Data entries
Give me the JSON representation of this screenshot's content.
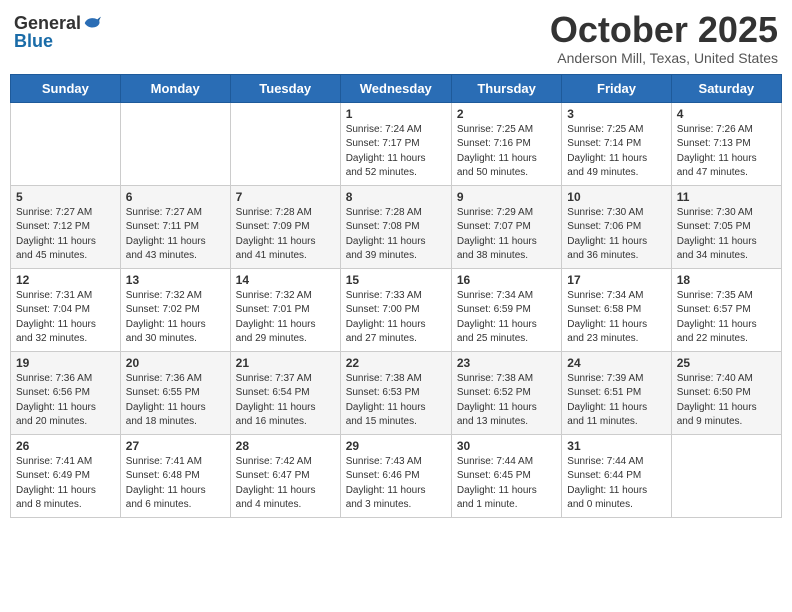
{
  "header": {
    "logo_general": "General",
    "logo_blue": "Blue",
    "month_title": "October 2025",
    "subtitle": "Anderson Mill, Texas, United States"
  },
  "days_of_week": [
    "Sunday",
    "Monday",
    "Tuesday",
    "Wednesday",
    "Thursday",
    "Friday",
    "Saturday"
  ],
  "weeks": [
    [
      {
        "day": "",
        "info": ""
      },
      {
        "day": "",
        "info": ""
      },
      {
        "day": "",
        "info": ""
      },
      {
        "day": "1",
        "info": "Sunrise: 7:24 AM\nSunset: 7:17 PM\nDaylight: 11 hours\nand 52 minutes."
      },
      {
        "day": "2",
        "info": "Sunrise: 7:25 AM\nSunset: 7:16 PM\nDaylight: 11 hours\nand 50 minutes."
      },
      {
        "day": "3",
        "info": "Sunrise: 7:25 AM\nSunset: 7:14 PM\nDaylight: 11 hours\nand 49 minutes."
      },
      {
        "day": "4",
        "info": "Sunrise: 7:26 AM\nSunset: 7:13 PM\nDaylight: 11 hours\nand 47 minutes."
      }
    ],
    [
      {
        "day": "5",
        "info": "Sunrise: 7:27 AM\nSunset: 7:12 PM\nDaylight: 11 hours\nand 45 minutes."
      },
      {
        "day": "6",
        "info": "Sunrise: 7:27 AM\nSunset: 7:11 PM\nDaylight: 11 hours\nand 43 minutes."
      },
      {
        "day": "7",
        "info": "Sunrise: 7:28 AM\nSunset: 7:09 PM\nDaylight: 11 hours\nand 41 minutes."
      },
      {
        "day": "8",
        "info": "Sunrise: 7:28 AM\nSunset: 7:08 PM\nDaylight: 11 hours\nand 39 minutes."
      },
      {
        "day": "9",
        "info": "Sunrise: 7:29 AM\nSunset: 7:07 PM\nDaylight: 11 hours\nand 38 minutes."
      },
      {
        "day": "10",
        "info": "Sunrise: 7:30 AM\nSunset: 7:06 PM\nDaylight: 11 hours\nand 36 minutes."
      },
      {
        "day": "11",
        "info": "Sunrise: 7:30 AM\nSunset: 7:05 PM\nDaylight: 11 hours\nand 34 minutes."
      }
    ],
    [
      {
        "day": "12",
        "info": "Sunrise: 7:31 AM\nSunset: 7:04 PM\nDaylight: 11 hours\nand 32 minutes."
      },
      {
        "day": "13",
        "info": "Sunrise: 7:32 AM\nSunset: 7:02 PM\nDaylight: 11 hours\nand 30 minutes."
      },
      {
        "day": "14",
        "info": "Sunrise: 7:32 AM\nSunset: 7:01 PM\nDaylight: 11 hours\nand 29 minutes."
      },
      {
        "day": "15",
        "info": "Sunrise: 7:33 AM\nSunset: 7:00 PM\nDaylight: 11 hours\nand 27 minutes."
      },
      {
        "day": "16",
        "info": "Sunrise: 7:34 AM\nSunset: 6:59 PM\nDaylight: 11 hours\nand 25 minutes."
      },
      {
        "day": "17",
        "info": "Sunrise: 7:34 AM\nSunset: 6:58 PM\nDaylight: 11 hours\nand 23 minutes."
      },
      {
        "day": "18",
        "info": "Sunrise: 7:35 AM\nSunset: 6:57 PM\nDaylight: 11 hours\nand 22 minutes."
      }
    ],
    [
      {
        "day": "19",
        "info": "Sunrise: 7:36 AM\nSunset: 6:56 PM\nDaylight: 11 hours\nand 20 minutes."
      },
      {
        "day": "20",
        "info": "Sunrise: 7:36 AM\nSunset: 6:55 PM\nDaylight: 11 hours\nand 18 minutes."
      },
      {
        "day": "21",
        "info": "Sunrise: 7:37 AM\nSunset: 6:54 PM\nDaylight: 11 hours\nand 16 minutes."
      },
      {
        "day": "22",
        "info": "Sunrise: 7:38 AM\nSunset: 6:53 PM\nDaylight: 11 hours\nand 15 minutes."
      },
      {
        "day": "23",
        "info": "Sunrise: 7:38 AM\nSunset: 6:52 PM\nDaylight: 11 hours\nand 13 minutes."
      },
      {
        "day": "24",
        "info": "Sunrise: 7:39 AM\nSunset: 6:51 PM\nDaylight: 11 hours\nand 11 minutes."
      },
      {
        "day": "25",
        "info": "Sunrise: 7:40 AM\nSunset: 6:50 PM\nDaylight: 11 hours\nand 9 minutes."
      }
    ],
    [
      {
        "day": "26",
        "info": "Sunrise: 7:41 AM\nSunset: 6:49 PM\nDaylight: 11 hours\nand 8 minutes."
      },
      {
        "day": "27",
        "info": "Sunrise: 7:41 AM\nSunset: 6:48 PM\nDaylight: 11 hours\nand 6 minutes."
      },
      {
        "day": "28",
        "info": "Sunrise: 7:42 AM\nSunset: 6:47 PM\nDaylight: 11 hours\nand 4 minutes."
      },
      {
        "day": "29",
        "info": "Sunrise: 7:43 AM\nSunset: 6:46 PM\nDaylight: 11 hours\nand 3 minutes."
      },
      {
        "day": "30",
        "info": "Sunrise: 7:44 AM\nSunset: 6:45 PM\nDaylight: 11 hours\nand 1 minute."
      },
      {
        "day": "31",
        "info": "Sunrise: 7:44 AM\nSunset: 6:44 PM\nDaylight: 11 hours\nand 0 minutes."
      },
      {
        "day": "",
        "info": ""
      }
    ]
  ]
}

**WRITTEN TASK**
Repeat each record exactly, with the pictures left out.

**TASK OUTPUT**
Give me the JSON representation of this screenshot's content.
{
  "header": {
    "logo_general": "General",
    "logo_blue": "Blue",
    "month_title": "October 2025",
    "subtitle": "Anderson Mill, Texas, United States"
  },
  "days_of_week": [
    "Sunday",
    "Monday",
    "Tuesday",
    "Wednesday",
    "Thursday",
    "Friday",
    "Saturday"
  ],
  "weeks": [
    [
      {
        "day": "",
        "info": ""
      },
      {
        "day": "",
        "info": ""
      },
      {
        "day": "",
        "info": ""
      },
      {
        "day": "1",
        "info": "Sunrise: 7:24 AM\nSunset: 7:17 PM\nDaylight: 11 hours\nand 52 minutes."
      },
      {
        "day": "2",
        "info": "Sunrise: 7:25 AM\nSunset: 7:16 PM\nDaylight: 11 hours\nand 50 minutes."
      },
      {
        "day": "3",
        "info": "Sunrise: 7:25 AM\nSunset: 7:14 PM\nDaylight: 11 hours\nand 49 minutes."
      },
      {
        "day": "4",
        "info": "Sunrise: 7:26 AM\nSunset: 7:13 PM\nDaylight: 11 hours\nand 47 minutes."
      }
    ],
    [
      {
        "day": "5",
        "info": "Sunrise: 7:27 AM\nSunset: 7:12 PM\nDaylight: 11 hours\nand 45 minutes."
      },
      {
        "day": "6",
        "info": "Sunrise: 7:27 AM\nSunset: 7:11 PM\nDaylight: 11 hours\nand 43 minutes."
      },
      {
        "day": "7",
        "info": "Sunrise: 7:28 AM\nSunset: 7:09 PM\nDaylight: 11 hours\nand 41 minutes."
      },
      {
        "day": "8",
        "info": "Sunrise: 7:28 AM\nSunset: 7:08 PM\nDaylight: 11 hours\nand 39 minutes."
      },
      {
        "day": "9",
        "info": "Sunrise: 7:29 AM\nSunset: 7:07 PM\nDaylight: 11 hours\nand 38 minutes."
      },
      {
        "day": "10",
        "info": "Sunrise: 7:30 AM\nSunset: 7:06 PM\nDaylight: 11 hours\nand 36 minutes."
      },
      {
        "day": "11",
        "info": "Sunrise: 7:30 AM\nSunset: 7:05 PM\nDaylight: 11 hours\nand 34 minutes."
      }
    ],
    [
      {
        "day": "12",
        "info": "Sunrise: 7:31 AM\nSunset: 7:04 PM\nDaylight: 11 hours\nand 32 minutes."
      },
      {
        "day": "13",
        "info": "Sunrise: 7:32 AM\nSunset: 7:02 PM\nDaylight: 11 hours\nand 30 minutes."
      },
      {
        "day": "14",
        "info": "Sunrise: 7:32 AM\nSunset: 7:01 PM\nDaylight: 11 hours\nand 29 minutes."
      },
      {
        "day": "15",
        "info": "Sunrise: 7:33 AM\nSunset: 7:00 PM\nDaylight: 11 hours\nand 27 minutes."
      },
      {
        "day": "16",
        "info": "Sunrise: 7:34 AM\nSunset: 6:59 PM\nDaylight: 11 hours\nand 25 minutes."
      },
      {
        "day": "17",
        "info": "Sunrise: 7:34 AM\nSunset: 6:58 PM\nDaylight: 11 hours\nand 23 minutes."
      },
      {
        "day": "18",
        "info": "Sunrise: 7:35 AM\nSunset: 6:57 PM\nDaylight: 11 hours\nand 22 minutes."
      }
    ],
    [
      {
        "day": "19",
        "info": "Sunrise: 7:36 AM\nSunset: 6:56 PM\nDaylight: 11 hours\nand 20 minutes."
      },
      {
        "day": "20",
        "info": "Sunrise: 7:36 AM\nSunset: 6:55 PM\nDaylight: 11 hours\nand 18 minutes."
      },
      {
        "day": "21",
        "info": "Sunrise: 7:37 AM\nSunset: 6:54 PM\nDaylight: 11 hours\nand 16 minutes."
      },
      {
        "day": "22",
        "info": "Sunrise: 7:38 AM\nSunset: 6:53 PM\nDaylight: 11 hours\nand 15 minutes."
      },
      {
        "day": "23",
        "info": "Sunrise: 7:38 AM\nSunset: 6:52 PM\nDaylight: 11 hours\nand 13 minutes."
      },
      {
        "day": "24",
        "info": "Sunrise: 7:39 AM\nSunset: 6:51 PM\nDaylight: 11 hours\nand 11 minutes."
      },
      {
        "day": "25",
        "info": "Sunrise: 7:40 AM\nSunset: 6:50 PM\nDaylight: 11 hours\nand 9 minutes."
      }
    ],
    [
      {
        "day": "26",
        "info": "Sunrise: 7:41 AM\nSunset: 6:49 PM\nDaylight: 11 hours\nand 8 minutes."
      },
      {
        "day": "27",
        "info": "Sunrise: 7:41 AM\nSunset: 6:48 PM\nDaylight: 11 hours\nand 6 minutes."
      },
      {
        "day": "28",
        "info": "Sunrise: 7:42 AM\nSunset: 6:47 PM\nDaylight: 11 hours\nand 4 minutes."
      },
      {
        "day": "29",
        "info": "Sunrise: 7:43 AM\nSunset: 6:46 PM\nDaylight: 11 hours\nand 3 minutes."
      },
      {
        "day": "30",
        "info": "Sunrise: 7:44 AM\nSunset: 6:45 PM\nDaylight: 11 hours\nand 1 minute."
      },
      {
        "day": "31",
        "info": "Sunrise: 7:44 AM\nSunset: 6:44 PM\nDaylight: 11 hours\nand 0 minutes."
      },
      {
        "day": "",
        "info": ""
      }
    ]
  ]
}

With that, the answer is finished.